▸ Texto proporcionado
.....

De Gaulle procedió a hablar de la grandeza de Francia. Más vítores. Prometió que habría nuevas elecciones, y que "con los representantes electos veremos cómo hacer el resto". Sí, un nuevo gobierno, justo lo que la multitud quería, más vítores. Él buscaría "el lugar de Argelia" en el "conjunto" francés. Debía haber "total disciplina, sin reservas ni condiciones"; ¿quién podía discutir eso? Cerró con un ruidoso llamado: Vive la République! Vive la Francel, el emotivo lema que había sido el grito de batalla en la lucha contra los nazis. Todos lo corearon. Los días siguientes, De Gaulle pronunció discursos similares en toda Argelia, ante muchedumbres igualmente delirantes.


No fue hasta que De Gaulle regresó a Francia que se comprendieron las palabras de sus discursos: en ningún momento prometió que Argelia seguiría siendo francesa. De hecho, insinuó que otorgaría el voto a los árabes, y que concedería una amnistía a los rebeldes argelinos que habían luchado por expulsar a los franceses del país. Por algún motivo, en medio de la emoción que sus palabras habían creado, los colonos no repararon en lo que éstas significaban realmente. De Gaulle los había engañado. Y en efecto, en los meses venideros, trabajó por conceder a Argelia su independencia, tarea que finalmente cumplió en 1962.


Interpretación. A De Gaulle le importaba poco aquella antigua colonia francesa, y lo que ésta simbolizaba para algunos franceses. Tampoco sentía simpatía por quien fomentara la guerra civil. Su única preocupación era hacer de Francia una potencia moderna. Así, cuando fue a Argel, tenía un plan a largo plazo: debilitar a los derechistas poniéndolos a pelear entre sí, y trabajar por la independencia de Argelia. Su meta a corto plazo debía ser reducir la tensión y ganar tiempo. No mintió a los colonos diciéndoles que apoyaba su causa; eso habría generado problemas en la patria.


En cambio, los engatusó con oratoria seductora, los embriagó de palabras. Su famoso "Los he entendido" fácilmente habría podido significar: "Entiendo el peligro que representan". Pero una multitud jubilosa que esperaba su apoyo interpretó eso como ella quería. Para mantenerla en un tono febril, De Gaulle hizo emotivas referencias: a la Resistencia francesa durante la segunda guerra mundial, por ejemplo, y a la necesidad de "disciplina", palabra con enorme atractivo para los derechistas. Llenó sus oídos de promesas: un nuevo gobiernos un futuro glorioso. Los puso a corear, creando así un vínculo emocional. Habló con tono dramático y trémula emoción. Sus palabras provocaron una especie de delirio.


De Gaulle no buscaba expresar sus sentimientos ni decir la verdad: quería producir un efecto. Esta es la clave de la oratoria seductora. Ya sea que hables ante un solo individuo o una multitud, haz un pequeño experimento: refrena tu deseo de expresar tu opinión. Antes de abrir la boca, hazte una pregunta: "¿Qué puedo decir para que tenga el efecto más placentero en mis oyentes?". Esto implica a menudo halagar su ego, mitigar sus inseguridades, darles vagas esperanzas del futuro, comprender sus pesares ("Los he entendido"). Comienza con algo agradable y todo resultará fácil: la gente bajará sus defensas.

.....

Datos de disposición espacial
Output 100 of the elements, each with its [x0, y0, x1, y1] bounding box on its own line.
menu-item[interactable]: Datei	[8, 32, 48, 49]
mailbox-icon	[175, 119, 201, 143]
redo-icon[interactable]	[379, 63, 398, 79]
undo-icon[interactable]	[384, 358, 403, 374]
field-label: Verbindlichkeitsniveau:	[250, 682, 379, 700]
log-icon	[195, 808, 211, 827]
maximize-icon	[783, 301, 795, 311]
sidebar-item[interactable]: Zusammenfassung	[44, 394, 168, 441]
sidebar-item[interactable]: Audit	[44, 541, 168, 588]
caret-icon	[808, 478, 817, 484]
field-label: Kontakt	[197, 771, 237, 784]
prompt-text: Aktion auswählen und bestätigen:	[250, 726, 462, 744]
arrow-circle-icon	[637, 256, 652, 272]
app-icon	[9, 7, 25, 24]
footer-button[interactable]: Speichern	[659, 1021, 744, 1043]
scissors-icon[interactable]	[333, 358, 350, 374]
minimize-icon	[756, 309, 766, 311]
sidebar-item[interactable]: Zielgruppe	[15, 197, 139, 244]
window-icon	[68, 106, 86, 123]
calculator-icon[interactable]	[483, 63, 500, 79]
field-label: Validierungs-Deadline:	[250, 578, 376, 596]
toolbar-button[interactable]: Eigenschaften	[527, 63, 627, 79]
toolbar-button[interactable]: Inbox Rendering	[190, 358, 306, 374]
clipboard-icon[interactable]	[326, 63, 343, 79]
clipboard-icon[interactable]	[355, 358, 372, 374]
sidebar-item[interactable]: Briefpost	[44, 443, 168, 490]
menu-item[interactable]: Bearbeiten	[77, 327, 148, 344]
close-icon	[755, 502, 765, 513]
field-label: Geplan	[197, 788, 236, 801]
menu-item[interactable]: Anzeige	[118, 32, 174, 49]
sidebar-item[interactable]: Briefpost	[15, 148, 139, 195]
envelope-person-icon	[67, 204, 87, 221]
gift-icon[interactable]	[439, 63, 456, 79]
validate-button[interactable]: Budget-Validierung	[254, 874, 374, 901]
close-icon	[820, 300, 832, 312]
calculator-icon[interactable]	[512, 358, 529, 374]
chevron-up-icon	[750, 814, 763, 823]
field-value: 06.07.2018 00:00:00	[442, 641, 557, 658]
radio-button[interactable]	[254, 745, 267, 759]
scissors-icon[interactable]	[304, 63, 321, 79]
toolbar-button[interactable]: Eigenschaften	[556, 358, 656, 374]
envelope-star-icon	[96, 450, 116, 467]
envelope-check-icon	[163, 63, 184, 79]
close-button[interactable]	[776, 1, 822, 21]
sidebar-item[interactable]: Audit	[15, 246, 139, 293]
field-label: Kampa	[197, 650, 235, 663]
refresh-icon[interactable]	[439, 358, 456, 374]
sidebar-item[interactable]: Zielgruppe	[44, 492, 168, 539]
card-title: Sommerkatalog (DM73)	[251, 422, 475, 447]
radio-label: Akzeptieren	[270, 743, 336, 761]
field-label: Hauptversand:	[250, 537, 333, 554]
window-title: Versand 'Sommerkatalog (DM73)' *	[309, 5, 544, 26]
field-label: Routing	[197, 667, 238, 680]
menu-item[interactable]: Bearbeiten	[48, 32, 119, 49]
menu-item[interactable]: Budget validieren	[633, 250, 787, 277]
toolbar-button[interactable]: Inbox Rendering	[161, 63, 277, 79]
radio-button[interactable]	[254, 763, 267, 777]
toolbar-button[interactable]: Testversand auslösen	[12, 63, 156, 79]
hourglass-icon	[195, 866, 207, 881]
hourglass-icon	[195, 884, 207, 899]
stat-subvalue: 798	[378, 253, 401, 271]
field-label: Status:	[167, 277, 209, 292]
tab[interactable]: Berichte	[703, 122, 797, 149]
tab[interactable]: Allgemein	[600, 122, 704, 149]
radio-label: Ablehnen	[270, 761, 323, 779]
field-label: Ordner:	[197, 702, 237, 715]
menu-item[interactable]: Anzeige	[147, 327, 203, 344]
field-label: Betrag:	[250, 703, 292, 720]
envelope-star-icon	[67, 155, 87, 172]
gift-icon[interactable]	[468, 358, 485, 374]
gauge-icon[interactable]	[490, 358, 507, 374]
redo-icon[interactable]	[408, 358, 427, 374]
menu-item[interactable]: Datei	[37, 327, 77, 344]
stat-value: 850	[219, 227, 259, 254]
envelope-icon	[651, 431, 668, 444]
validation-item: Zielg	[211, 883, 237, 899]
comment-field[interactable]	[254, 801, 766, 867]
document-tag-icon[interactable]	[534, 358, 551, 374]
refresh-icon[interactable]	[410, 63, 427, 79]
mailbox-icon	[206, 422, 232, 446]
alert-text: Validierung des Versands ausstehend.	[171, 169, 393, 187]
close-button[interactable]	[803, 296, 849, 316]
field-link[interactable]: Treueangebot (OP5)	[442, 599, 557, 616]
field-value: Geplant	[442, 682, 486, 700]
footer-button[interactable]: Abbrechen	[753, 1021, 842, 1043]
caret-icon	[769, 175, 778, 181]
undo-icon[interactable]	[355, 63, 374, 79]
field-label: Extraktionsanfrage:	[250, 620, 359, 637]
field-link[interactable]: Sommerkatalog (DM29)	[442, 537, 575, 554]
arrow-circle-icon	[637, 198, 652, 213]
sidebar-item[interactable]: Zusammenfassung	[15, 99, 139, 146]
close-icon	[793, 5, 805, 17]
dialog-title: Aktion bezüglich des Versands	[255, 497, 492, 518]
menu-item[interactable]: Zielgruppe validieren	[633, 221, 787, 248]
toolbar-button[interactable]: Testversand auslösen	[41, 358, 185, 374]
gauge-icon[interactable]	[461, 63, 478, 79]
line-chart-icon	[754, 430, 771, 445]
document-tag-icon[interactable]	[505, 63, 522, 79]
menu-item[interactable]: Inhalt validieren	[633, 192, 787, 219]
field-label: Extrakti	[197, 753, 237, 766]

.....

▸ Requisitos del ejercicio
A. Según el texto sobre De Gaulle en Argelia, ¿en qué año logró finalmente conceder a Argelia su independencia?
B. Duplica, por favor, todo lo que va desde "No fue hasta" hasta "cumplió en 1962." en el texto sobre De Gaulle en Argelia.
C. Retoma el texto sobre De Gaulle en Argelia desde el punto en que termina.
Las filas constituyen un material aparte del texto sobre De Gaulle en Argelia.

▸ Respuestas proporcionadas
A. En 1962.

B.
No fue hasta que De Gaulle regresó a Francia que se comprendieron las palabras de sus discursos: en ningún momento prometió que Argelia seguiría siendo francesa. De hecho, insinuó que otorgaría el voto a los árabes, y que concedería una amnistía a los rebeldes argelinos que habían luchado por expulsar a los franceses del país. Por algún motivo, en medio de la emoción que sus palabras habían creado, los colonos no repararon en lo que éstas significaban realmente. De Gaulle los había engañado. Y en efecto, en los meses venideros, trabajó por conceder a Argelia su independencia, tarea que finalmente cumplió en 1962.

C.
Se mostrará bien dispuesta, abierta a sugerencias. Concibe tus palabras como una droga embriagante que emocionará y confundirá a la gente. Haz vago y ambiguo tu lenguaje, permitiendo que tus oyentes llenen los vacíos con sus fantasías e imaginación. En vez de dejar de escucharte, irritarse, ponerse a la defensiva y desesperar de que te calles, se plegarán, felices con tus dulces palabras.

ESCRITURA SEDUCTORA.


Una tarde de primavera de fines de la década de 1830, en una calle de Copenhague, un hombre llamado Johannes vio de reojo a una hermosa joven. Ensimismada pero deliciosamente inocente, ella le fascinó, y él la siguió, a la distancia, e indagó dónde vivía. Se llamaba Cordelia Wahl, y vivía con su tía. Ambas llevaban una existencia tranquila; a Cordelia le gustaba leer, y estar sola. Seducir a jóvenes mujeres era la especialidad de Johannes, pero Cordelia sería una adquisición muy importante: había rechazado a varios buenos partidos.


Joahnnes imaginó que Cordelia anhelaba algo más de la vida, algo grandioso, semejante a los libros que leía y las ensoñaciones que presumiblemente llenaban su soledad. Organizó una presentación y empezó a frecuentar su casa, acompañado de un amigo suyo, Edward. Este muchacho tenía su propia intención de cortejar a Cordelia, pero era desaliñado, y se esmeraba demasiado en complacerla, johannes, por el contrario, prácticamente la ignoraba, y amistaba en cambio con su tía. Hablaban de las cosas más banales: la vida de granja, las noticias del momento. Johannes incurría ocasionalmente en una conversación más filosófica, porque con el rabillo del ojo había notado que esas veces Cordelia lo escuchaba con atención, aunque fingiendo oír a Edward.


Las cosas siguieron así varias semanas. Johannes y Cordelia apenas si se hablaban, pero él estaba casi seguro de que la tenía intrigada, y de que Edward le irritaba en extremo.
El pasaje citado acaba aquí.